● **Provided data**
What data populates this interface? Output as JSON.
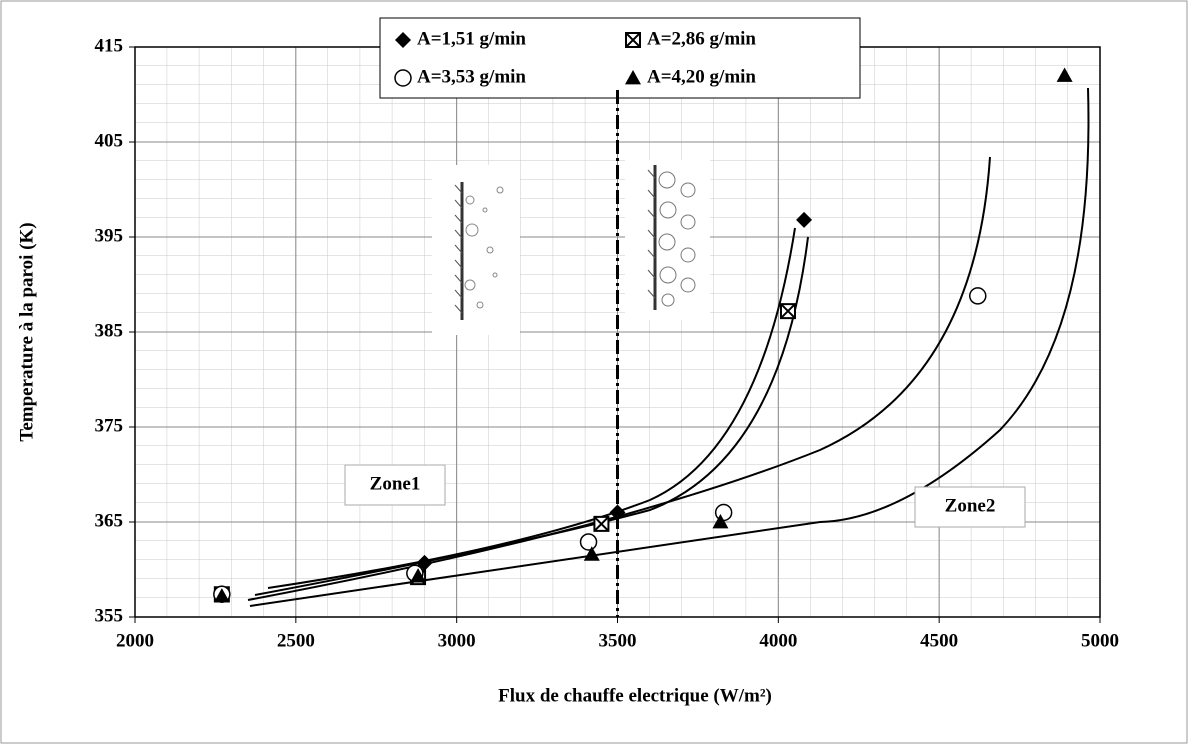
{
  "chart_data": {
    "type": "scatter",
    "x_label": "Flux de chauffe electrique (W/m²)",
    "y_label": "Temperature à la paroi (K)",
    "xlim": [
      2000,
      5000
    ],
    "xticks": [
      2000,
      2500,
      3000,
      3500,
      4000,
      4500,
      5000
    ],
    "ylim": [
      355,
      415
    ],
    "yticks": [
      355,
      365,
      375,
      385,
      395,
      405,
      415
    ],
    "grid": true,
    "zone_boundary": 3500,
    "annotations": [
      "Zone1",
      "Zone2"
    ],
    "series": [
      {
        "name": "A=1,51 g/min",
        "marker": "diamond",
        "color": "#000000",
        "x": [
          2270,
          2900,
          3500,
          4080
        ],
        "values": [
          357.5,
          360.7,
          366,
          396.8
        ]
      },
      {
        "name": "A=2,86 g/min",
        "marker": "boxcross",
        "color": "#000000",
        "x": [
          2270,
          2880,
          3450,
          4030
        ],
        "values": [
          357.4,
          359.2,
          364.8,
          387.2
        ]
      },
      {
        "name": "A=3,53 g/min",
        "marker": "circle",
        "color": "#000000",
        "x": [
          2270,
          2870,
          3410,
          3830,
          4620
        ],
        "values": [
          357.4,
          359.6,
          362.9,
          366,
          388.8
        ]
      },
      {
        "name": "A=4,20 g/min",
        "marker": "triangle",
        "color": "#000000",
        "x": [
          2270,
          2880,
          3420,
          3820,
          4890
        ],
        "values": [
          357.2,
          359.3,
          361.6,
          365,
          412
        ]
      }
    ]
  }
}
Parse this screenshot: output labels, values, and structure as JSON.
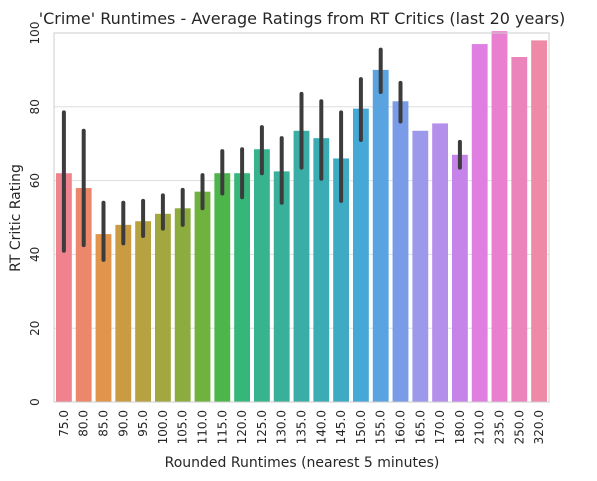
{
  "chart_data": {
    "type": "bar",
    "title": "'Crime' Runtimes - Average Ratings from RT Critics (last 20 years)",
    "xlabel": "Rounded Runtimes (nearest 5 minutes)",
    "ylabel": "RT Critic Rating",
    "ylim": [
      0,
      100
    ],
    "yticks": [
      "0",
      "20",
      "40",
      "60",
      "80",
      "100"
    ],
    "grid": true,
    "categories": [
      "75.0",
      "80.0",
      "85.0",
      "90.0",
      "95.0",
      "100.0",
      "105.0",
      "110.0",
      "115.0",
      "120.0",
      "125.0",
      "130.0",
      "135.0",
      "140.0",
      "145.0",
      "150.0",
      "155.0",
      "160.0",
      "165.0",
      "170.0",
      "180.0",
      "210.0",
      "235.0",
      "250.0",
      "320.0"
    ],
    "values": [
      62,
      58,
      45.5,
      48,
      49,
      51,
      52.5,
      57,
      62,
      62,
      68.5,
      62.5,
      73.5,
      71.5,
      66,
      79.5,
      90,
      81.5,
      73.5,
      75.5,
      67,
      97,
      100.5,
      93.5,
      98
    ],
    "error_low": [
      41,
      42.5,
      38.5,
      43,
      45,
      47,
      48,
      52.5,
      56.5,
      55.5,
      62,
      54,
      63.5,
      60.5,
      54.5,
      71,
      84,
      76,
      null,
      null,
      63.5,
      null,
      null,
      null,
      null
    ],
    "error_high": [
      78.5,
      73.5,
      54,
      54,
      54.5,
      56,
      57.5,
      61.5,
      68,
      68.5,
      74.5,
      71.5,
      83.5,
      81.5,
      78.5,
      87.5,
      95.5,
      86.5,
      null,
      null,
      70.5,
      null,
      null,
      null,
      null
    ],
    "colors": [
      "#f0828e",
      "#ed876b",
      "#e0944c",
      "#c99b42",
      "#b6a240",
      "#a2a73f",
      "#8cac3e",
      "#6fb23e",
      "#4db64a",
      "#35b77a",
      "#37b38d",
      "#39b09a",
      "#3aaea6",
      "#3cacb4",
      "#3eaac4",
      "#45a8d6",
      "#58a3e0",
      "#7a9ce8",
      "#9c98ea",
      "#b490ea",
      "#c683ea",
      "#e07fe2",
      "#ea7fcf",
      "#ec84bc",
      "#ee89a8"
    ]
  }
}
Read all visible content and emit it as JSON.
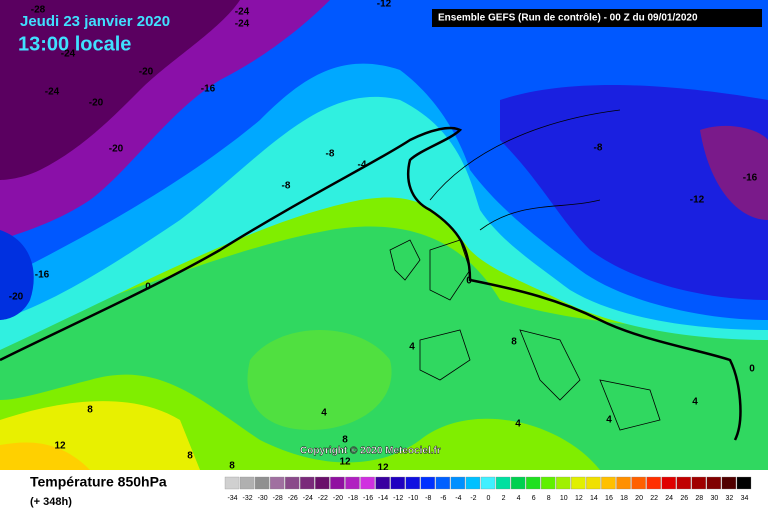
{
  "header": {
    "date": "Jeudi 23 janvier 2020",
    "time": "13:00 locale",
    "run": "Ensemble GEFS  (Run de contrôle)  - 00 Z du 09/01/2020"
  },
  "copyright": "Copyright © 2020 Meteociel.fr",
  "footer": {
    "title": "Température 850hPa",
    "lead": "(+ 348h)"
  },
  "map_labels": [
    -28,
    -24,
    -24,
    -12,
    -24,
    -20,
    -24,
    -20,
    -16,
    -20,
    -8,
    -4,
    -8,
    -8,
    -16,
    -12,
    -16,
    -20,
    0,
    0,
    0,
    4,
    8,
    4,
    4,
    8,
    4,
    4,
    12,
    8,
    8,
    8,
    12,
    12
  ],
  "color_scale": {
    "labels": [
      -34,
      -32,
      -30,
      -28,
      -26,
      -24,
      -22,
      -20,
      -18,
      -16,
      -14,
      -12,
      -10,
      -8,
      -6,
      -4,
      -2,
      0,
      2,
      4,
      6,
      8,
      10,
      12,
      14,
      16,
      18,
      20,
      22,
      24,
      26,
      28,
      30,
      32,
      34
    ],
    "colors": [
      "#d0d0d0",
      "#b0b0b0",
      "#909090",
      "#a070a0",
      "#8a4a8a",
      "#7a2a7a",
      "#6a106a",
      "#9010a0",
      "#b020c0",
      "#d030e0",
      "#3a00a0",
      "#2000c0",
      "#1010e0",
      "#0030ff",
      "#0060ff",
      "#0090ff",
      "#00c0ff",
      "#40f0ff",
      "#00e0a0",
      "#00d050",
      "#20e020",
      "#60f000",
      "#a0f000",
      "#e0f000",
      "#f0e000",
      "#ffc000",
      "#ff9000",
      "#ff6000",
      "#ff3000",
      "#e00000",
      "#c00000",
      "#a00000",
      "#800000",
      "#500000",
      "#000000"
    ]
  }
}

● **Exercise goal**
Your copy should hold every record word for word and none of the pictures.

● **Written solution**
What data populates this interface? Output as JSON.
{
  "chart_data": {
    "type": "scatter",
    "x_label": "Flux de chauffe electrique (W/m²)",
    "y_label": "Temperature à la paroi (K)",
    "xlim": [
      2000,
      5000
    ],
    "xticks": [
      2000,
      2500,
      3000,
      3500,
      4000,
      4500,
      5000
    ],
    "ylim": [
      355,
      415
    ],
    "yticks": [
      355,
      365,
      375,
      385,
      395,
      405,
      415
    ],
    "grid": true,
    "zone_boundary": 3500,
    "annotations": [
      "Zone1",
      "Zone2"
    ],
    "series": [
      {
        "name": "A=1,51 g/min",
        "marker": "diamond",
        "color": "#000000",
        "x": [
          2270,
          2900,
          3500,
          4080
        ],
        "values": [
          357.5,
          360.7,
          366,
          396.8
        ]
      },
      {
        "name": "A=2,86 g/min",
        "marker": "boxcross",
        "color": "#000000",
        "x": [
          2270,
          2880,
          3450,
          4030
        ],
        "values": [
          357.4,
          359.2,
          364.8,
          387.2
        ]
      },
      {
        "name": "A=3,53 g/min",
        "marker": "circle",
        "color": "#000000",
        "x": [
          2270,
          2870,
          3410,
          3830,
          4620
        ],
        "values": [
          357.4,
          359.6,
          362.9,
          366,
          388.8
        ]
      },
      {
        "name": "A=4,20 g/min",
        "marker": "triangle",
        "color": "#000000",
        "x": [
          2270,
          2880,
          3420,
          3820,
          4890
        ],
        "values": [
          357.2,
          359.3,
          361.6,
          365,
          412
        ]
      }
    ]
  }
}
Parse this screenshot: output labels, values, and structure as JSON.
{
  "chart_data": {
    "type": "bar",
    "title": "'Crime' Runtimes - Average Ratings from RT Critics (last 20 years)",
    "xlabel": "Rounded Runtimes (nearest 5 minutes)",
    "ylabel": "RT Critic Rating",
    "ylim": [
      0,
      100
    ],
    "yticks": [
      "0",
      "20",
      "40",
      "60",
      "80",
      "100"
    ],
    "grid": true,
    "categories": [
      "75.0",
      "80.0",
      "85.0",
      "90.0",
      "95.0",
      "100.0",
      "105.0",
      "110.0",
      "115.0",
      "120.0",
      "125.0",
      "130.0",
      "135.0",
      "140.0",
      "145.0",
      "150.0",
      "155.0",
      "160.0",
      "165.0",
      "170.0",
      "180.0",
      "210.0",
      "235.0",
      "250.0",
      "320.0"
    ],
    "values": [
      62,
      58,
      45.5,
      48,
      49,
      51,
      52.5,
      57,
      62,
      62,
      68.5,
      62.5,
      73.5,
      71.5,
      66,
      79.5,
      90,
      81.5,
      73.5,
      75.5,
      67,
      97,
      100.5,
      93.5,
      98
    ],
    "error_low": [
      41,
      42.5,
      38.5,
      43,
      45,
      47,
      48,
      52.5,
      56.5,
      55.5,
      62,
      54,
      63.5,
      60.5,
      54.5,
      71,
      84,
      76,
      null,
      null,
      63.5,
      null,
      null,
      null,
      null
    ],
    "error_high": [
      78.5,
      73.5,
      54,
      54,
      54.5,
      56,
      57.5,
      61.5,
      68,
      68.5,
      74.5,
      71.5,
      83.5,
      81.5,
      78.5,
      87.5,
      95.5,
      86.5,
      null,
      null,
      70.5,
      null,
      null,
      null,
      null
    ],
    "colors": [
      "#f0828e",
      "#ed876b",
      "#e0944c",
      "#c99b42",
      "#b6a240",
      "#a2a73f",
      "#8cac3e",
      "#6fb23e",
      "#4db64a",
      "#35b77a",
      "#37b38d",
      "#39b09a",
      "#3aaea6",
      "#3cacb4",
      "#3eaac4",
      "#45a8d6",
      "#58a3e0",
      "#7a9ce8",
      "#9c98ea",
      "#b490ea",
      "#c683ea",
      "#e07fe2",
      "#ea7fcf",
      "#ec84bc",
      "#ee89a8"
    ]
  }
}
Read all visible content and emit it as JSON.
{
  "header": {
    "date": "Jeudi 23 janvier 2020",
    "time": "13:00 locale",
    "run": "Ensemble GEFS  (Run de contrôle)  - 00 Z du 09/01/2020"
  },
  "copyright": "Copyright © 2020 Meteociel.fr",
  "footer": {
    "title": "Température 850hPa",
    "lead": "(+ 348h)"
  },
  "map_labels": [
    -28,
    -24,
    -24,
    -12,
    -24,
    -20,
    -24,
    -20,
    -16,
    -20,
    -8,
    -4,
    -8,
    -8,
    -16,
    -12,
    -16,
    -20,
    0,
    0,
    0,
    4,
    8,
    4,
    4,
    8,
    4,
    4,
    12,
    8,
    8,
    8,
    12,
    12
  ],
  "color_scale": {
    "labels": [
      -34,
      -32,
      -30,
      -28,
      -26,
      -24,
      -22,
      -20,
      -18,
      -16,
      -14,
      -12,
      -10,
      -8,
      -6,
      -4,
      -2,
      0,
      2,
      4,
      6,
      8,
      10,
      12,
      14,
      16,
      18,
      20,
      22,
      24,
      26,
      28,
      30,
      32,
      34
    ],
    "colors": [
      "#d0d0d0",
      "#b0b0b0",
      "#909090",
      "#a070a0",
      "#8a4a8a",
      "#7a2a7a",
      "#6a106a",
      "#9010a0",
      "#b020c0",
      "#d030e0",
      "#3a00a0",
      "#2000c0",
      "#1010e0",
      "#0030ff",
      "#0060ff",
      "#0090ff",
      "#00c0ff",
      "#40f0ff",
      "#00e0a0",
      "#00d050",
      "#20e020",
      "#60f000",
      "#a0f000",
      "#e0f000",
      "#f0e000",
      "#ffc000",
      "#ff9000",
      "#ff6000",
      "#ff3000",
      "#e00000",
      "#c00000",
      "#a00000",
      "#800000",
      "#500000",
      "#000000"
    ]
  }
}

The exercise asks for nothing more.